(Required work) Find how many lines hold the word "film". Give only the number.
##### Records supplied
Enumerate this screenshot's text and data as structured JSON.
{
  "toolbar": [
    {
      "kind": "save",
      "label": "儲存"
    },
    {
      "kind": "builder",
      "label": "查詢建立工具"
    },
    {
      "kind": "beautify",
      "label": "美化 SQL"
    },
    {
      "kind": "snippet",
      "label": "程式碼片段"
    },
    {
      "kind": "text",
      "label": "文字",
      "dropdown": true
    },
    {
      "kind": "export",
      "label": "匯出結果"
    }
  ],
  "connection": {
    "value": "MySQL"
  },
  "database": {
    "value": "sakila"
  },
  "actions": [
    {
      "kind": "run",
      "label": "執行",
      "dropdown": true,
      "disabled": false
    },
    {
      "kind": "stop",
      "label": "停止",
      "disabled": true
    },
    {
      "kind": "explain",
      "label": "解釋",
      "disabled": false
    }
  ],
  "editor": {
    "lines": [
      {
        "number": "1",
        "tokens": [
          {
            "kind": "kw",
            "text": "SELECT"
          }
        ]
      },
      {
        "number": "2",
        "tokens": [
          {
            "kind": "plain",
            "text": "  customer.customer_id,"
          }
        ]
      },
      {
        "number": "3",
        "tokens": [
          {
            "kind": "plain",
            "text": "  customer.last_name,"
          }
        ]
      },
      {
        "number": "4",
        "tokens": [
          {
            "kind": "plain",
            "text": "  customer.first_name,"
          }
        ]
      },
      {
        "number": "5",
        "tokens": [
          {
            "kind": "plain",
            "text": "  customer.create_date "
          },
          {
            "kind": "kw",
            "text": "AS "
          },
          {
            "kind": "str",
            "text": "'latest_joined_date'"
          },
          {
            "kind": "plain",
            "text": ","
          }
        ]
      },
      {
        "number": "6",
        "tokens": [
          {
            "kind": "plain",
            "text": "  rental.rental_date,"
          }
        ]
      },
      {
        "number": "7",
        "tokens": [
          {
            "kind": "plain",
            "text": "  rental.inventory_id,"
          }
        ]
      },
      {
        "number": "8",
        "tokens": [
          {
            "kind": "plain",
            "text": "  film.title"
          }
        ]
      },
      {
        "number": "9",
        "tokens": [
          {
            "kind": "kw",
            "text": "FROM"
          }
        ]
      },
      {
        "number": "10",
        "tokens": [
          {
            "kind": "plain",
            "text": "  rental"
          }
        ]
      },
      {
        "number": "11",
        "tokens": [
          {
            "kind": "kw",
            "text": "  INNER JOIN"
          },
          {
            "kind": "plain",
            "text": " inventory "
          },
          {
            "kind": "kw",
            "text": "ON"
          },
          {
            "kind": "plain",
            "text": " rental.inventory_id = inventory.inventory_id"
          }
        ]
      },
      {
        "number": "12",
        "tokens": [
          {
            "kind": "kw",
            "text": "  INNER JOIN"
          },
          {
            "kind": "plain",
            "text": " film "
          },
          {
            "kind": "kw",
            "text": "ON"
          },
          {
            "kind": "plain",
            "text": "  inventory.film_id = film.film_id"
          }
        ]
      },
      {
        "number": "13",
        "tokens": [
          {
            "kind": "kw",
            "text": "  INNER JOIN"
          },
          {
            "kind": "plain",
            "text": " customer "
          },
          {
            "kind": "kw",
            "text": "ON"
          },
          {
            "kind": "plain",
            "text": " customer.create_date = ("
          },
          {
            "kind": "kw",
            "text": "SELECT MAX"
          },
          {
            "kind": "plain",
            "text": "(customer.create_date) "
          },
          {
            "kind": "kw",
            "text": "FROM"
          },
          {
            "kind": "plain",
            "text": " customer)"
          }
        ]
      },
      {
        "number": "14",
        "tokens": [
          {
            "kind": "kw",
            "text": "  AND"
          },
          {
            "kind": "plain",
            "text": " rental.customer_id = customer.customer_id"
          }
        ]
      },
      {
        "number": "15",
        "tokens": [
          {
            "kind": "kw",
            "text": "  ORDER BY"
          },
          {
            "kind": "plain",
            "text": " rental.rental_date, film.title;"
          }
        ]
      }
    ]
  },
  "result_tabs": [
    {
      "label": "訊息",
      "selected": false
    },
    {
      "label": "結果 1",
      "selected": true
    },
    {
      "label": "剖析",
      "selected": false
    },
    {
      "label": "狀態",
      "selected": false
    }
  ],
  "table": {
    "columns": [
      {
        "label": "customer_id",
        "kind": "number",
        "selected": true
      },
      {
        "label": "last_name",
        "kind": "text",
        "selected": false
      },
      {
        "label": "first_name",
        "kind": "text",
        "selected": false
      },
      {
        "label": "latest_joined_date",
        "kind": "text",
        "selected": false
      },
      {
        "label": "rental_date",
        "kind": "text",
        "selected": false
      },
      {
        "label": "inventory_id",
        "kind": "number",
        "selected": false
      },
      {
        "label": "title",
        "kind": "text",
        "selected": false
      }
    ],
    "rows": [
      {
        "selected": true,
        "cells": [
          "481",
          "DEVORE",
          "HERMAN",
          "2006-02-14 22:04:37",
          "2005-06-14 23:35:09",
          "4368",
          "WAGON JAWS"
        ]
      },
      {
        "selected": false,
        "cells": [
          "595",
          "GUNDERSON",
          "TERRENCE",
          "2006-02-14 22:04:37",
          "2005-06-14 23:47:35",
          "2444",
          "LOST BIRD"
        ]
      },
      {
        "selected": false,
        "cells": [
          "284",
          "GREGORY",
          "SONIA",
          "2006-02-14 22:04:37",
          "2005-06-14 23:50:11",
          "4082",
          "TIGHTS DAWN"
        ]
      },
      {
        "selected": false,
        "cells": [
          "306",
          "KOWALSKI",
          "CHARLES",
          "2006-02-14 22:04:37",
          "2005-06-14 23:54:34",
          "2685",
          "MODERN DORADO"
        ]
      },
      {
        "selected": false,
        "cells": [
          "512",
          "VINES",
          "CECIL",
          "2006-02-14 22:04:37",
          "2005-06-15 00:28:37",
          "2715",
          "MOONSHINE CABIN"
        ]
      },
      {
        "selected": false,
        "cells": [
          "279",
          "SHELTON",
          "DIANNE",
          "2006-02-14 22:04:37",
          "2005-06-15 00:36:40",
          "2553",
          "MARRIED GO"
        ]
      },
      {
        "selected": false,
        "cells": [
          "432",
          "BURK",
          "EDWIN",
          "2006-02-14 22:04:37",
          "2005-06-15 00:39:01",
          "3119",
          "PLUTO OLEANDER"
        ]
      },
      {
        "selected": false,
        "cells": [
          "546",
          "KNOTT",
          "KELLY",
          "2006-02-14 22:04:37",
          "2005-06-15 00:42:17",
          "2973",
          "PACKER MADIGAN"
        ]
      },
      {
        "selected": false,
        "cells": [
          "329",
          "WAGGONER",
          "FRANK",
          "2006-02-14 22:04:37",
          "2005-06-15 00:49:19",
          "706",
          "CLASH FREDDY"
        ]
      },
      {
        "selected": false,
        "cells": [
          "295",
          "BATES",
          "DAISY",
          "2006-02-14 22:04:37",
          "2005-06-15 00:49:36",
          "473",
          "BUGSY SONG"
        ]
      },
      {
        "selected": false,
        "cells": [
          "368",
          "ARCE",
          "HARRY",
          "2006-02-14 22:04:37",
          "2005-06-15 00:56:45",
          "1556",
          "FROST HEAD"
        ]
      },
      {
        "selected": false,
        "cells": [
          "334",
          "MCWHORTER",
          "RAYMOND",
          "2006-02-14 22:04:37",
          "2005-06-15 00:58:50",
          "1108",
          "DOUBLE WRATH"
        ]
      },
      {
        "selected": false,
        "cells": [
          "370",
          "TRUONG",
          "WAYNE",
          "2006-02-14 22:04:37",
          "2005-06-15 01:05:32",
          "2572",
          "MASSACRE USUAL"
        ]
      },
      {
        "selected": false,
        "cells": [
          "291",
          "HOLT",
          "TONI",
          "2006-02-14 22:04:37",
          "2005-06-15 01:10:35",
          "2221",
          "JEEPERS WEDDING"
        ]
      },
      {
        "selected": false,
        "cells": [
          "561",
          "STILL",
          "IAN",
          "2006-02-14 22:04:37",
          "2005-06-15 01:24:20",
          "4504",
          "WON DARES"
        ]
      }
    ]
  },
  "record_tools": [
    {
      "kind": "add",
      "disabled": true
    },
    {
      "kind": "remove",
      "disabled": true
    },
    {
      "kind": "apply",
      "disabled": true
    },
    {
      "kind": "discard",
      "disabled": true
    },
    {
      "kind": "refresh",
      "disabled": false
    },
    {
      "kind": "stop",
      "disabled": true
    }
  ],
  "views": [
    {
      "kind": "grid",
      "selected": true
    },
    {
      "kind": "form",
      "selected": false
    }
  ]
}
##########
(Answer below) 4